◆ **Records to use**:
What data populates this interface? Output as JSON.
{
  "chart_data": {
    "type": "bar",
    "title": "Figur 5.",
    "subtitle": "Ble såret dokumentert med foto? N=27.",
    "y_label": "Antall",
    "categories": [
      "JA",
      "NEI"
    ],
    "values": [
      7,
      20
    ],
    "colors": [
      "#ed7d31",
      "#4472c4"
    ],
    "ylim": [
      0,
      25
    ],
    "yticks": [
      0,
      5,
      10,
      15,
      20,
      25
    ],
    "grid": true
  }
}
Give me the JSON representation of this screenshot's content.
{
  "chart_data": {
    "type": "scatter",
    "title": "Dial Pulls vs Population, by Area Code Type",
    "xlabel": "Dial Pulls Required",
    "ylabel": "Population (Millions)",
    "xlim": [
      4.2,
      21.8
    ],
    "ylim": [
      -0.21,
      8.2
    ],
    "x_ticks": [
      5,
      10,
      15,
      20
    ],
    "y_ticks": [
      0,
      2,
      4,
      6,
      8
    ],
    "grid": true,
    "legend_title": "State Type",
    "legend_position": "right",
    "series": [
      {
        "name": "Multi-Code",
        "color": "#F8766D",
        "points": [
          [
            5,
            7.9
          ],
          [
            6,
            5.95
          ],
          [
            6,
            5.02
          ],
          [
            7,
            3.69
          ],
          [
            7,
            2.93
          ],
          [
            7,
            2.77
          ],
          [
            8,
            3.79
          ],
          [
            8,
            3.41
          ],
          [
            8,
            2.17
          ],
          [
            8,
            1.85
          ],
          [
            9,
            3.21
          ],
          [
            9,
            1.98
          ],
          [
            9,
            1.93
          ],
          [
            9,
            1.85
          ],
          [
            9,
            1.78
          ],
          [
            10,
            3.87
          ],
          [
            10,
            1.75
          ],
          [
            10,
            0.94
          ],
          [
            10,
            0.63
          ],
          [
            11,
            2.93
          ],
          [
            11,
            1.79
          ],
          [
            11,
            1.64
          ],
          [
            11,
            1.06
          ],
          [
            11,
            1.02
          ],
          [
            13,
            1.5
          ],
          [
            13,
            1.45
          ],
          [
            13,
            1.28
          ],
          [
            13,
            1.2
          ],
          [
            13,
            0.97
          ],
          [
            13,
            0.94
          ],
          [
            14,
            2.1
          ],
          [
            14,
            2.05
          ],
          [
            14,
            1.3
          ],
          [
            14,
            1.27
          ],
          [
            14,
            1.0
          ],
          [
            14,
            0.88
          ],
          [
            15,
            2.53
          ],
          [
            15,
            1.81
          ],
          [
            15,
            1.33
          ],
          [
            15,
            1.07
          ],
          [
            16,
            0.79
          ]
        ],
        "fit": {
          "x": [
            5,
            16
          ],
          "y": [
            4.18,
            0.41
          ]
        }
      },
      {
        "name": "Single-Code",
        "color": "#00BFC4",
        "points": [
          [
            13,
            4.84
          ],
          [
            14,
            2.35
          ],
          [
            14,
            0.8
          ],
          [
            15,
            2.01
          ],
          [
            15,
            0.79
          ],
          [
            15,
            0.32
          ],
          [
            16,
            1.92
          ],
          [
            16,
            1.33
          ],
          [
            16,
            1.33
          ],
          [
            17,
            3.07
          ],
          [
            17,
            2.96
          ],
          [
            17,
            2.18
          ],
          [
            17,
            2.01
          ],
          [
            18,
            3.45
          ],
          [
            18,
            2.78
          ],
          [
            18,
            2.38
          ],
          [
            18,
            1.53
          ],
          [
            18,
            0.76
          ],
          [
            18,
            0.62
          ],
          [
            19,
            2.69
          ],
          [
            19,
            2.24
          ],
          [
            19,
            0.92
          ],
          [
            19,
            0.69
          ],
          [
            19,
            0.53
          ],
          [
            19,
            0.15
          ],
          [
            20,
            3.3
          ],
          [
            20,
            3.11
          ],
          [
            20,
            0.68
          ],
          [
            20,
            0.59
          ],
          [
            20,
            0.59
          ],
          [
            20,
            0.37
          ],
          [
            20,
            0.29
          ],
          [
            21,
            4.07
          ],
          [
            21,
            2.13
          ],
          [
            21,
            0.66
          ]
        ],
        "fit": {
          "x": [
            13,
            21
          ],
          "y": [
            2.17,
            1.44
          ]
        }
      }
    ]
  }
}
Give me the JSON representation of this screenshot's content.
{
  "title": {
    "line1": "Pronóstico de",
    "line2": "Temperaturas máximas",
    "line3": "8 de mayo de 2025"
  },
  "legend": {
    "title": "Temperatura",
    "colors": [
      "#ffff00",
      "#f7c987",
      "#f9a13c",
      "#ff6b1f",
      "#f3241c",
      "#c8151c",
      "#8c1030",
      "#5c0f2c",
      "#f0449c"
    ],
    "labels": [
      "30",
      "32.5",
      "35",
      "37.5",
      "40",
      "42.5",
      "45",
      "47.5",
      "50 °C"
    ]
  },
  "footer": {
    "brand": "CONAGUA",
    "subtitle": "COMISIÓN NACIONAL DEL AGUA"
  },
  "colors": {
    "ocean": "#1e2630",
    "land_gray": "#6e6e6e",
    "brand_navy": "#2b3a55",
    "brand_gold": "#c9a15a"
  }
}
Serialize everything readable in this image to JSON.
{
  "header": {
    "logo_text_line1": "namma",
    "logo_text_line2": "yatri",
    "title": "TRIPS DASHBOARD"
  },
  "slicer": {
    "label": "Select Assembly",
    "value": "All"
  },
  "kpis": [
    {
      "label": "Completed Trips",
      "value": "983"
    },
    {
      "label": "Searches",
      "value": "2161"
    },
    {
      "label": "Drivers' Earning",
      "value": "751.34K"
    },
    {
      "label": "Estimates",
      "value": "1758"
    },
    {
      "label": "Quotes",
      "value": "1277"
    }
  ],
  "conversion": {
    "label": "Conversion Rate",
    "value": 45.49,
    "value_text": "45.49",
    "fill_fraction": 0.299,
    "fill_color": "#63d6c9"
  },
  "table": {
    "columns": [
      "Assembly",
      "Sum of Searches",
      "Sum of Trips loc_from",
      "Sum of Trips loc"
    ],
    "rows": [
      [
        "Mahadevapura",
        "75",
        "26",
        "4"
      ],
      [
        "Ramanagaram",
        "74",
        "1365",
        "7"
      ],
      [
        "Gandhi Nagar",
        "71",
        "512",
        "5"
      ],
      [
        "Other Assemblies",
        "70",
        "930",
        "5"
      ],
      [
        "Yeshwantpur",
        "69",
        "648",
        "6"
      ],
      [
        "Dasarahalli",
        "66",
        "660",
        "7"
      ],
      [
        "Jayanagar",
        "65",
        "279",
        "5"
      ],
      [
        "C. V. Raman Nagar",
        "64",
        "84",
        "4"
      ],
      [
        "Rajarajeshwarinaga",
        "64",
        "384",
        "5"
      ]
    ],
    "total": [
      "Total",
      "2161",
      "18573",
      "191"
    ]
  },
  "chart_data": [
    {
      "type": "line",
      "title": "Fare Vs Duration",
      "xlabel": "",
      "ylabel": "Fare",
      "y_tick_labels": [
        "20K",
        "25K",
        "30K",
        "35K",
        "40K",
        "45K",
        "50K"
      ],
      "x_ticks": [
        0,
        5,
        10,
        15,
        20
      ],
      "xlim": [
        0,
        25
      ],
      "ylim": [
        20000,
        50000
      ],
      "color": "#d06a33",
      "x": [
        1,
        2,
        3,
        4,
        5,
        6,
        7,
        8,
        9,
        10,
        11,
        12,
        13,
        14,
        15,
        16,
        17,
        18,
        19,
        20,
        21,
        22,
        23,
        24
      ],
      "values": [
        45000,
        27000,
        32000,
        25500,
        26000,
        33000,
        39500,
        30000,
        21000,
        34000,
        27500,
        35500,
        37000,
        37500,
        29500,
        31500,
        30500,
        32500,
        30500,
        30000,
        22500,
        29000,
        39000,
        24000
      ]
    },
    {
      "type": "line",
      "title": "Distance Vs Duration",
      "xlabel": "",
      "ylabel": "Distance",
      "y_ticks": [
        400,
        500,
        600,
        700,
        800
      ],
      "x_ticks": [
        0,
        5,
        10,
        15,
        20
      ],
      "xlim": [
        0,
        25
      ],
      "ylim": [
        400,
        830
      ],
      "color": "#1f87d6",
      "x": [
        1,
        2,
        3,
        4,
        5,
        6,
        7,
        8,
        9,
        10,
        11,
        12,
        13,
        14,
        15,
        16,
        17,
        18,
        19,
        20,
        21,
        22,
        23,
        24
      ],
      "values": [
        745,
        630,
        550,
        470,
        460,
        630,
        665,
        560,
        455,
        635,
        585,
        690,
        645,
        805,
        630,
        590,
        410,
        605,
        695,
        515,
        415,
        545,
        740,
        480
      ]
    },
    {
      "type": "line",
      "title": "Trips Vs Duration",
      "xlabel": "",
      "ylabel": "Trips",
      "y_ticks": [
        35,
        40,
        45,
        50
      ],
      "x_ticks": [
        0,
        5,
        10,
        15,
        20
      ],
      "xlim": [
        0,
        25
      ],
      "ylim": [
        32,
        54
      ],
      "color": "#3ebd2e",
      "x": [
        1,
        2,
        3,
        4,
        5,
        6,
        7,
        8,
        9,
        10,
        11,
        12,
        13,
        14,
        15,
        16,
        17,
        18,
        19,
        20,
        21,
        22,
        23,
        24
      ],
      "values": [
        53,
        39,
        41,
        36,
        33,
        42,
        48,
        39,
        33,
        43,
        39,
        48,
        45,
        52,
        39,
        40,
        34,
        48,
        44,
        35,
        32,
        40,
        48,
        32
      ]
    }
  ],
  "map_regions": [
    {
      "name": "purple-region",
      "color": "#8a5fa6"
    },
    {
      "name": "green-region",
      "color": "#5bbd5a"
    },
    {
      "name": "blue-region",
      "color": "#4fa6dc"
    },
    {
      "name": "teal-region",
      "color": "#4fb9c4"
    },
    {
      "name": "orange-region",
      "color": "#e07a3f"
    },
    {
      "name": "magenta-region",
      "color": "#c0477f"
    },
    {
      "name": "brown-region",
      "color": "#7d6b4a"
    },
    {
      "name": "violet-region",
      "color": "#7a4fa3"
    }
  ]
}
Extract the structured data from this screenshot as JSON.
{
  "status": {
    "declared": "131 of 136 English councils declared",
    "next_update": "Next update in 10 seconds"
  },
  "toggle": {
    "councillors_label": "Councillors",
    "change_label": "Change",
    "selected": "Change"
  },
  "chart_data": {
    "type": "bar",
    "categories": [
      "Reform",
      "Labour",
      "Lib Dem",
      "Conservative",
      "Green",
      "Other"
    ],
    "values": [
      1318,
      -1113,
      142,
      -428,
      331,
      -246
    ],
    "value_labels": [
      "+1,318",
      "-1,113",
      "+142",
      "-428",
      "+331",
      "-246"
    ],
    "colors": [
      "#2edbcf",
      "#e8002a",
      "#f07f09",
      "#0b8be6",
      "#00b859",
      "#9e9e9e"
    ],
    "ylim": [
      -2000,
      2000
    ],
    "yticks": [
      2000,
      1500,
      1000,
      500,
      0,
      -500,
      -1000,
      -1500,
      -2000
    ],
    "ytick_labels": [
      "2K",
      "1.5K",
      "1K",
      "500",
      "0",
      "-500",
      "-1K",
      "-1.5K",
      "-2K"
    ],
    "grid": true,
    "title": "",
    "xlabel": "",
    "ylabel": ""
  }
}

◆ **Exercise brief**: Scan the material above. Copy each line where "Duration" occurs.

◆ **Result**:
      "title": "Fare Vs Duration",
      "title": "Distance Vs Duration",
      "title": "Trips Vs Duration",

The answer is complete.